What is being asked —
Reproduce the listing below without changes, except that pictures are left out.

Items —
— Start —

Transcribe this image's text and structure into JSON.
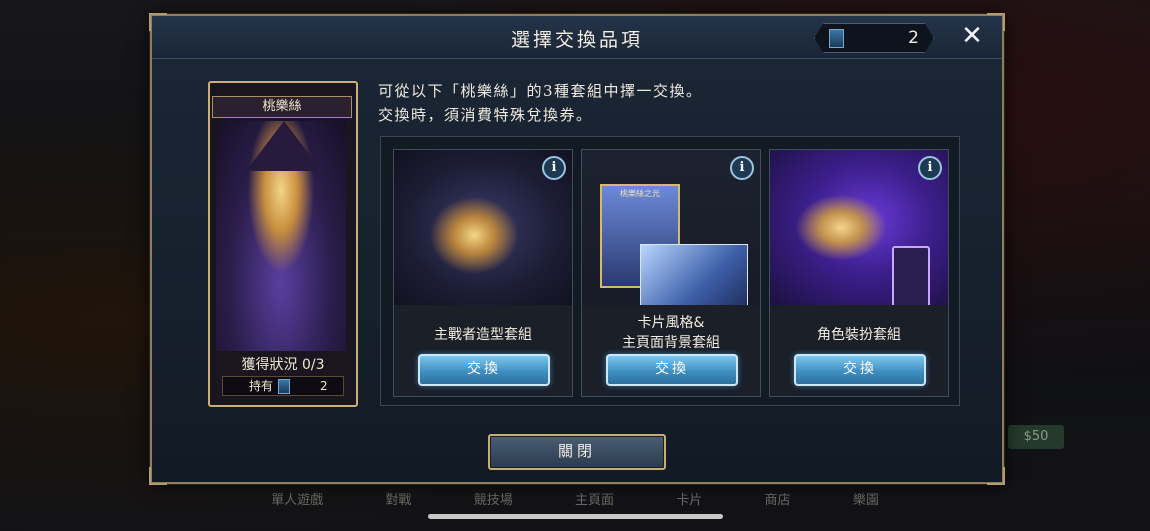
{
  "background": {
    "bottom_nav": [
      "單人遊戲",
      "對戰",
      "競技場",
      "主頁面",
      "卡片",
      "商店",
      "樂園"
    ],
    "side_badge": "$50"
  },
  "modal": {
    "title": "選擇交換品項",
    "ticket_count": "2",
    "close_glyph": "✕",
    "character": {
      "name": "桃樂絲",
      "status": "獲得狀況 0/3",
      "hold_label": "持有",
      "hold_count": "2"
    },
    "description": [
      "可從以下「桃樂絲」的3種套組中擇一交換。",
      "交換時，須消費特殊兌換券。"
    ],
    "options": [
      {
        "label_lines": [
          "主戰者造型套組"
        ],
        "button": "交換",
        "info": "i"
      },
      {
        "label_lines": [
          "卡片風格&",
          "主頁面背景套組"
        ],
        "button": "交換",
        "info": "i",
        "mini_card_title": "桃樂絲之光"
      },
      {
        "label_lines": [
          "角色裝扮套組"
        ],
        "button": "交換",
        "info": "i"
      }
    ],
    "close_button": "關閉"
  },
  "colors": {
    "frame_gold": "#c9b07a",
    "button_blue": "#3f8fc2",
    "panel_bg": "#16202d"
  }
}
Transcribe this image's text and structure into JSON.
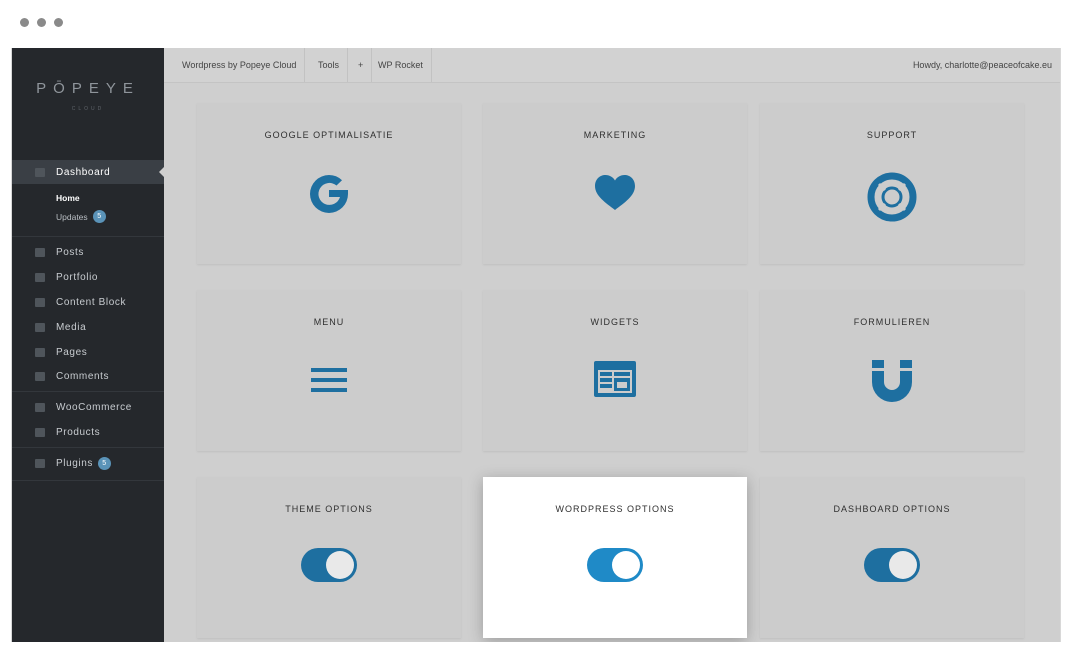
{
  "window": {
    "controls": [
      "dot-1",
      "dot-2",
      "dot-3"
    ]
  },
  "brand": {
    "logo": "PŌPEYE",
    "logo_sub": "CLOUD"
  },
  "sidebar": {
    "active": "Dashboard",
    "dashboard": {
      "label": "Dashboard",
      "icon": "dashboard-icon"
    },
    "dashboard_sub": [
      {
        "label": "Home",
        "current": true
      },
      {
        "label": "Updates",
        "badge": "5"
      }
    ],
    "items": [
      {
        "label": "Posts",
        "icon": "pin-icon"
      },
      {
        "label": "Portfolio",
        "icon": "portfolio-icon"
      },
      {
        "label": "Content Block",
        "icon": "content-block-icon"
      },
      {
        "label": "Media",
        "icon": "media-icon"
      },
      {
        "label": "Pages",
        "icon": "pages-icon"
      },
      {
        "label": "Comments",
        "icon": "comments-icon"
      },
      {
        "label": "WooCommerce",
        "icon": "woocommerce-icon"
      },
      {
        "label": "Products",
        "icon": "products-icon"
      },
      {
        "label": "Plugins",
        "icon": "plugins-icon",
        "badge": "5"
      }
    ]
  },
  "topbar": {
    "items": [
      "Wordpress by Popeye Cloud",
      "Tools",
      "+",
      "WP Rocket"
    ],
    "user": "Howdy, charlotte@peaceofcake.eu"
  },
  "tiles": [
    {
      "title": "GOOGLE OPTIMALISATIE",
      "icon": "google-icon"
    },
    {
      "title": "MARKETING",
      "icon": "heart-icon"
    },
    {
      "title": "SUPPORT",
      "icon": "lifebuoy-icon"
    },
    {
      "title": "MENU",
      "icon": "menu-icon"
    },
    {
      "title": "WIDGETS",
      "icon": "widgets-icon"
    },
    {
      "title": "FORMULIEREN",
      "icon": "magnet-icon"
    },
    {
      "title": "THEME OPTIONS",
      "icon": "toggle-icon"
    },
    {
      "title": "WORDPRESS OPTIONS",
      "icon": "toggle-icon",
      "highlighted": true
    },
    {
      "title": "DASHBOARD OPTIONS",
      "icon": "toggle-icon"
    }
  ],
  "colors": {
    "accent": "#1e6fa0",
    "sidebar_bg": "#25282c",
    "content_bg": "#cfcfcf",
    "highlight_toggle": "#1f8ac7"
  }
}
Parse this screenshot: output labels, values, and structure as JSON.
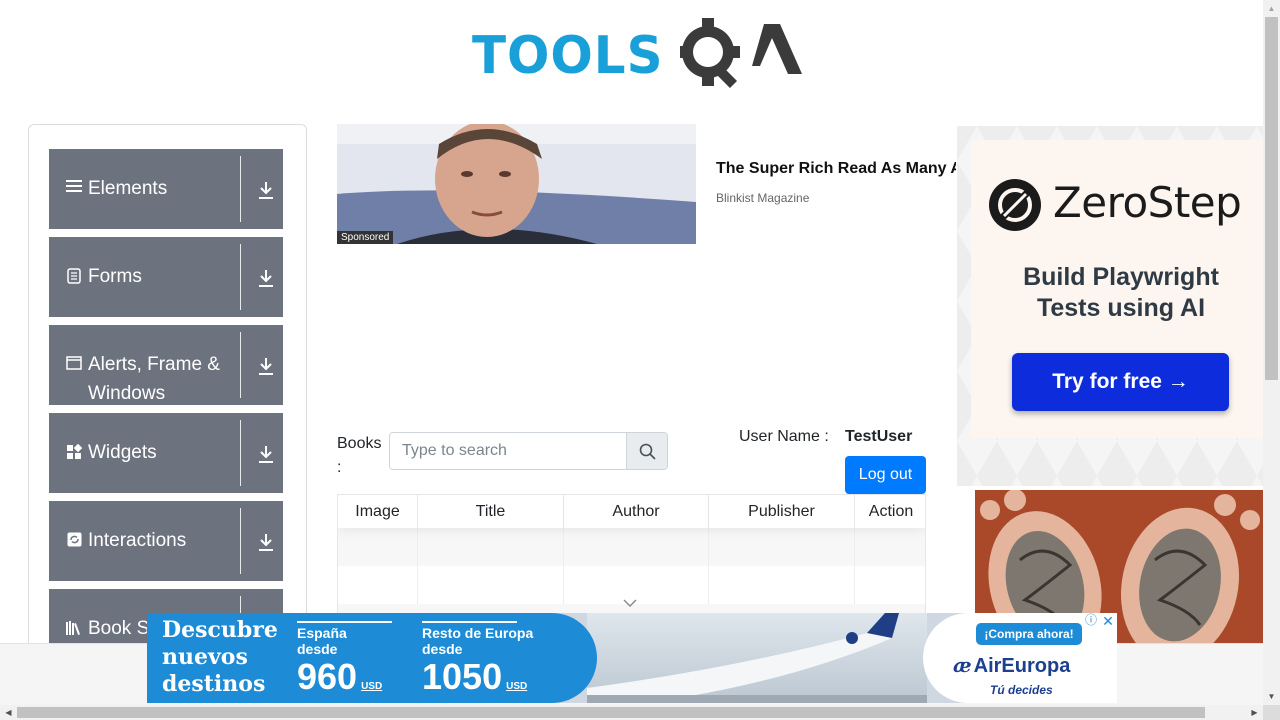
{
  "header": {
    "logo_text_blue": "TOOLS",
    "logo_text_dark": "QA"
  },
  "sidebar": {
    "groups": [
      {
        "label": "Elements",
        "icon": "hamburger-icon"
      },
      {
        "label": "Forms",
        "icon": "document-icon"
      },
      {
        "label": "Alerts, Frame & Windows",
        "icon": "window-icon"
      },
      {
        "label": "Widgets",
        "icon": "widgets-icon"
      },
      {
        "label": "Interactions",
        "icon": "refresh-icon"
      },
      {
        "label": "Book S",
        "icon": "books-icon"
      }
    ]
  },
  "top_ad": {
    "title": "The Super Rich Read As Many A",
    "source": "Blinkist Magazine",
    "sponsored": "Sponsored"
  },
  "books": {
    "label": "Books :",
    "search_placeholder": "Type to search",
    "user_label": "User Name :",
    "user_value": "TestUser",
    "logout_label": "Log out"
  },
  "table": {
    "columns": [
      "Image",
      "Title",
      "Author",
      "Publisher",
      "Action"
    ]
  },
  "right_ad": {
    "brand": "ZeroStep",
    "tagline": "Build Playwright Tests using AI",
    "cta": "Try for free →"
  },
  "bottom_ad": {
    "headline": "Descubre nuevos destinos",
    "offer1_label": "España desde",
    "offer1_price": "960",
    "offer2_label": "Resto de Europa desde",
    "offer2_price": "1050",
    "currency": "USD",
    "cta": "¡Compra ahora!",
    "brand": "AirEuropa",
    "slogan": "Tú decides"
  },
  "colors": {
    "sidebar_group": "#6c737f",
    "logo_blue": "#1aa0d8",
    "logout": "#007bff",
    "zerostep_cta": "#0d2cdc",
    "aireuropa_blue": "#1d8bd6"
  }
}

— End —

Finished answer —
Transcribe this image's text and structure into JSON.
{
  "background": {
    "bottom_nav": [
      "單人遊戲",
      "對戰",
      "競技場",
      "主頁面",
      "卡片",
      "商店",
      "樂園"
    ],
    "side_badge": "$50"
  },
  "modal": {
    "title": "選擇交換品項",
    "ticket_count": "2",
    "close_glyph": "✕",
    "character": {
      "name": "桃樂絲",
      "status": "獲得狀況 0/3",
      "hold_label": "持有",
      "hold_count": "2"
    },
    "description": [
      "可從以下「桃樂絲」的3種套組中擇一交換。",
      "交換時，須消費特殊兌換券。"
    ],
    "options": [
      {
        "label_lines": [
          "主戰者造型套組"
        ],
        "button": "交換",
        "info": "i"
      },
      {
        "label_lines": [
          "卡片風格&",
          "主頁面背景套組"
        ],
        "button": "交換",
        "info": "i",
        "mini_card_title": "桃樂絲之光"
      },
      {
        "label_lines": [
          "角色裝扮套組"
        ],
        "button": "交換",
        "info": "i"
      }
    ],
    "close_button": "關閉"
  },
  "colors": {
    "frame_gold": "#c9b07a",
    "button_blue": "#3f8fc2",
    "panel_bg": "#16202d"
  }
}
Transcribe this image's text and structure into JSON.
{
  "window": {
    "controls": [
      "dot-1",
      "dot-2",
      "dot-3"
    ]
  },
  "brand": {
    "logo": "PŌPEYE",
    "logo_sub": "CLOUD"
  },
  "sidebar": {
    "active": "Dashboard",
    "dashboard": {
      "label": "Dashboard",
      "icon": "dashboard-icon"
    },
    "dashboard_sub": [
      {
        "label": "Home",
        "current": true
      },
      {
        "label": "Updates",
        "badge": "5"
      }
    ],
    "items": [
      {
        "label": "Posts",
        "icon": "pin-icon"
      },
      {
        "label": "Portfolio",
        "icon": "portfolio-icon"
      },
      {
        "label": "Content Block",
        "icon": "content-block-icon"
      },
      {
        "label": "Media",
        "icon": "media-icon"
      },
      {
        "label": "Pages",
        "icon": "pages-icon"
      },
      {
        "label": "Comments",
        "icon": "comments-icon"
      },
      {
        "label": "WooCommerce",
        "icon": "woocommerce-icon"
      },
      {
        "label": "Products",
        "icon": "products-icon"
      },
      {
        "label": "Plugins",
        "icon": "plugins-icon",
        "badge": "5"
      }
    ]
  },
  "topbar": {
    "items": [
      "Wordpress by Popeye Cloud",
      "Tools",
      "+",
      "WP Rocket"
    ],
    "user": "Howdy, charlotte@peaceofcake.eu"
  },
  "tiles": [
    {
      "title": "GOOGLE OPTIMALISATIE",
      "icon": "google-icon"
    },
    {
      "title": "MARKETING",
      "icon": "heart-icon"
    },
    {
      "title": "SUPPORT",
      "icon": "lifebuoy-icon"
    },
    {
      "title": "MENU",
      "icon": "menu-icon"
    },
    {
      "title": "WIDGETS",
      "icon": "widgets-icon"
    },
    {
      "title": "FORMULIEREN",
      "icon": "magnet-icon"
    },
    {
      "title": "THEME OPTIONS",
      "icon": "toggle-icon"
    },
    {
      "title": "WORDPRESS OPTIONS",
      "icon": "toggle-icon",
      "highlighted": true
    },
    {
      "title": "DASHBOARD OPTIONS",
      "icon": "toggle-icon"
    }
  ],
  "colors": {
    "accent": "#1e6fa0",
    "sidebar_bg": "#25282c",
    "content_bg": "#cfcfcf",
    "highlight_toggle": "#1f8ac7"
  }
}
Parse this screenshot: output labels, values, and structure as JSON.
{
  "header": {
    "logo_text_blue": "TOOLS",
    "logo_text_dark": "QA"
  },
  "sidebar": {
    "groups": [
      {
        "label": "Elements",
        "icon": "hamburger-icon"
      },
      {
        "label": "Forms",
        "icon": "document-icon"
      },
      {
        "label": "Alerts, Frame & Windows",
        "icon": "window-icon"
      },
      {
        "label": "Widgets",
        "icon": "widgets-icon"
      },
      {
        "label": "Interactions",
        "icon": "refresh-icon"
      },
      {
        "label": "Book S",
        "icon": "books-icon"
      }
    ]
  },
  "top_ad": {
    "title": "The Super Rich Read As Many A",
    "source": "Blinkist Magazine",
    "sponsored": "Sponsored"
  },
  "books": {
    "label": "Books :",
    "search_placeholder": "Type to search",
    "user_label": "User Name :",
    "user_value": "TestUser",
    "logout_label": "Log out"
  },
  "table": {
    "columns": [
      "Image",
      "Title",
      "Author",
      "Publisher",
      "Action"
    ]
  },
  "right_ad": {
    "brand": "ZeroStep",
    "tagline": "Build Playwright Tests using AI",
    "cta": "Try for free →"
  },
  "bottom_ad": {
    "headline": "Descubre nuevos destinos",
    "offer1_label": "España desde",
    "offer1_price": "960",
    "offer2_label": "Resto de Europa desde",
    "offer2_price": "1050",
    "currency": "USD",
    "cta": "¡Compra ahora!",
    "brand": "AirEuropa",
    "slogan": "Tú decides"
  },
  "colors": {
    "sidebar_group": "#6c737f",
    "logo_blue": "#1aa0d8",
    "logout": "#007bff",
    "zerostep_cta": "#0d2cdc",
    "aireuropa_blue": "#1d8bd6"
  }
}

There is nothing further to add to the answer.